_JOBS:_
• 1. According to the Pivotal Rockordings article, on what date was Eden Fire released?
• 2. From the Pivotal Rockordings article, return the passage that opens with the words containing "- Official website: www.pivotalalliance.com" and closes with "France's Listenable Records.".
• 3. Summarize the Pivotal Rockordings article in two sentences.

- Founded: 2004
- Founder: Leevan Macomeau, Alexi Front
- Genre: Melodic death metal Death metal Deathcore
- Country of origin: U.S.
- Official website: www.pivotalalliance.com

= Pivotal Rockordings =

Pivotal Rockordings is a record label that was founded in 2004 by Leevan Macomeau and Alexi Front.

Following its inception, Pivotal Rockordings signed its first artist, Sonic Syndicate, a melodic death metal band from Falkenberg, Sweden and released Eden Fire, Sonic Syndicate's (and Pivotal Rockordings') first full length on September 13, 2005. Sonic Syndicate's album would eventually land them a record deal with Nuclear Blast Records and give the label notoriety. Eden Fire would go on to sell over 10,000 copies by the end of 2010 with the help of Sonic Syndicate's continued commercial success and a re-release through Koch Distribution in the U.S. in collaboration with France's Listenable Records.

_DATA:_
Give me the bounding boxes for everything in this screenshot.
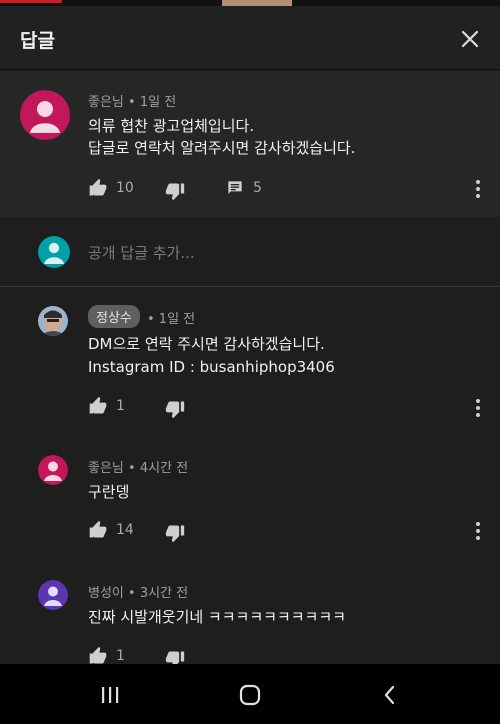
* * *
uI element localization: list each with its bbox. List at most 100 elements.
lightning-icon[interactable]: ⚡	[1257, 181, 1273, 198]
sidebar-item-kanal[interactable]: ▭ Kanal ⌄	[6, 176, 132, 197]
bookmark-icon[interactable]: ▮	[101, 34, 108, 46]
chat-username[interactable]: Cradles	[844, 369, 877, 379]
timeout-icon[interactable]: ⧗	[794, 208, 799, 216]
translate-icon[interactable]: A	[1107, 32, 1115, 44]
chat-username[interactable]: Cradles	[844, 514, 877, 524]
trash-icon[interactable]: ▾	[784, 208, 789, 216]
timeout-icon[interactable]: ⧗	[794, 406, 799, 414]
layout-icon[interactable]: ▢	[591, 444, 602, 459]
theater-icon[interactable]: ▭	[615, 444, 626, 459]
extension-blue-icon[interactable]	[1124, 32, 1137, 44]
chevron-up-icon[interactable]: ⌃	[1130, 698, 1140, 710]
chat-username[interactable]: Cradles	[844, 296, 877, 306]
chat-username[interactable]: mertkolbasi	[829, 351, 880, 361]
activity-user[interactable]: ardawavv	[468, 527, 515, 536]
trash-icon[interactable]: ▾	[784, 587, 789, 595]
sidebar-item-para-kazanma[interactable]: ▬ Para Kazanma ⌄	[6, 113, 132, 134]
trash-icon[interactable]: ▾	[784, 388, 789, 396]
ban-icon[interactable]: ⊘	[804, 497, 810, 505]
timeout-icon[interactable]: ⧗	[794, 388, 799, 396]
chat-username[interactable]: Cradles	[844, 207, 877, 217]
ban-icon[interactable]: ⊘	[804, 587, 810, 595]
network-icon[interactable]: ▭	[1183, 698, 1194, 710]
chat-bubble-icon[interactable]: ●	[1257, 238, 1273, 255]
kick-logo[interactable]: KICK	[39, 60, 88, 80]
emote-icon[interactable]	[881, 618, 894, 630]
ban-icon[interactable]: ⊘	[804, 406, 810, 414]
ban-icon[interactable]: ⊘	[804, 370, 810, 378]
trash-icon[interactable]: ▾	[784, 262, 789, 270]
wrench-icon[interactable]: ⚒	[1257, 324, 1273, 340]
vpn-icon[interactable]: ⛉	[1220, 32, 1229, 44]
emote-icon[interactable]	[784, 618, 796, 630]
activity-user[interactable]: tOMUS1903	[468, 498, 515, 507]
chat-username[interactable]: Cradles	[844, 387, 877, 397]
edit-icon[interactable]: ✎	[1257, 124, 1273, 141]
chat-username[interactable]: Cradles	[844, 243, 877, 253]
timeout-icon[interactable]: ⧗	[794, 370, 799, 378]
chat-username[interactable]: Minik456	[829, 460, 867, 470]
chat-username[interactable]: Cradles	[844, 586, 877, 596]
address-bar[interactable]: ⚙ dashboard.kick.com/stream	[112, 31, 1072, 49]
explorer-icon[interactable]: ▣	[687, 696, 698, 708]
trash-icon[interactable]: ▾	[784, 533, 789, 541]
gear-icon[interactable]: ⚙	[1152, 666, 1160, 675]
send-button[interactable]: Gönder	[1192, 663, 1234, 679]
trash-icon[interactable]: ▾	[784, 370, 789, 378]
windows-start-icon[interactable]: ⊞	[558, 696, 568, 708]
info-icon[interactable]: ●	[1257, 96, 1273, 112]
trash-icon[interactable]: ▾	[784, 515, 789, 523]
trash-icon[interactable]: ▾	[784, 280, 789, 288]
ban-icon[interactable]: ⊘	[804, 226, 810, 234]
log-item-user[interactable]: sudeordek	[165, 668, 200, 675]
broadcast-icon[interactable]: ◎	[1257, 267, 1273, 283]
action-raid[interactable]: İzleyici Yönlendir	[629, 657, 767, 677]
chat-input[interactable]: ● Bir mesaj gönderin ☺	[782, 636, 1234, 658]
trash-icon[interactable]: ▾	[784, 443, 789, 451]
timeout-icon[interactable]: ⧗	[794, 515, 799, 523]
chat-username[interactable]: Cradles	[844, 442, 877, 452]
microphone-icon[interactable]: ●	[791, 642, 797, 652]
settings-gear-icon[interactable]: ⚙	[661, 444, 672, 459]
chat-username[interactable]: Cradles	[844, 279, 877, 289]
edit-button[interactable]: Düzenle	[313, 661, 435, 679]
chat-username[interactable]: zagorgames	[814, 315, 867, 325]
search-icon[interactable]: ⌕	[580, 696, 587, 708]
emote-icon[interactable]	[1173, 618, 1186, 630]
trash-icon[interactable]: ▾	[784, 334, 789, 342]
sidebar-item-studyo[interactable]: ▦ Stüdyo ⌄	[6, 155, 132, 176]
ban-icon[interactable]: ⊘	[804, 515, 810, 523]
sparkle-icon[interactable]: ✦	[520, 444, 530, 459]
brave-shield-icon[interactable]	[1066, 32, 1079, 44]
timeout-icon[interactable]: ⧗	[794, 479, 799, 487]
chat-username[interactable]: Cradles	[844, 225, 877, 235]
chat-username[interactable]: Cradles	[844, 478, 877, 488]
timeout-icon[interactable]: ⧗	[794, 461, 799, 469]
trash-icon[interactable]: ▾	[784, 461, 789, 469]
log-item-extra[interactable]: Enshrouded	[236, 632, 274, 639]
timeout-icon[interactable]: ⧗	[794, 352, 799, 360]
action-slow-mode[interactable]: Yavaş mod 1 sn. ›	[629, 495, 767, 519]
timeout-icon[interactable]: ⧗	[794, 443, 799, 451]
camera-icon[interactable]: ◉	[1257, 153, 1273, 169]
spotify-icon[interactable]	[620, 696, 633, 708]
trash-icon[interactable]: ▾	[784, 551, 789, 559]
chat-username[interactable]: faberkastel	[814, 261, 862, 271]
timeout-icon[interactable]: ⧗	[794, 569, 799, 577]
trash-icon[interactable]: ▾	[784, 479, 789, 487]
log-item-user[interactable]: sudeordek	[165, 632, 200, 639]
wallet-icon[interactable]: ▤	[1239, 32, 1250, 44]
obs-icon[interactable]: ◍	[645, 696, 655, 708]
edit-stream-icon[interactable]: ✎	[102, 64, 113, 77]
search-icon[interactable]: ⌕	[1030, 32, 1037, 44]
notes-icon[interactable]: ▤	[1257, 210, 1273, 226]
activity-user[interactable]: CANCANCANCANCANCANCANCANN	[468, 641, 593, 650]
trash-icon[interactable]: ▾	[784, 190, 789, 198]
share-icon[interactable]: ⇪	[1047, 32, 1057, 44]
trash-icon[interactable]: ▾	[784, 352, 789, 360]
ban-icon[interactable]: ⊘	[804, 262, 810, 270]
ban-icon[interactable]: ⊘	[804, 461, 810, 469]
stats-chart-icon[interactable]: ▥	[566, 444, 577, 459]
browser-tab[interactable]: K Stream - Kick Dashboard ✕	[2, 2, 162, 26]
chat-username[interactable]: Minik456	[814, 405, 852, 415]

_THE REPLIES:_
• 1. September 13, 2005

• 2.
- Official website: www.pivotalalliance.com

= Pivotal Rockordings =

Pivotal Rockordings is a record label that was founded in 2004 by Leevan Macomeau and Alexi Front.

Following its inception, Pivotal Rockordings signed its first artist, Sonic Syndicate, a melodic death metal band from Falkenberg, Sweden and released Eden Fire, Sonic Syndicate's (and Pivotal Rockordings') first full length on September 13, 2005. Sonic Syndicate's album would eventually land them a record deal with Nuclear Blast Records and give the label notoriety. Eden Fire would go on to sell over 10,000 copies by the end of 2010 with the help of Sonic Syndicate's continued commercial success and a re-release through Koch Distribution in the U.S. in collaboration with France's Listenable Records.

• 3. Pivotal Rockordings is a U.S. record label founded in 2004 by Leevan Macomeau and Alexi Front. Its first signing, the Swedish melodic death metal band Sonic Syndicate, released Eden Fire through the label in 2005; the album led to the band's deal with Nuclear Blast Records and sold over 10,000 copies by the end of 2010.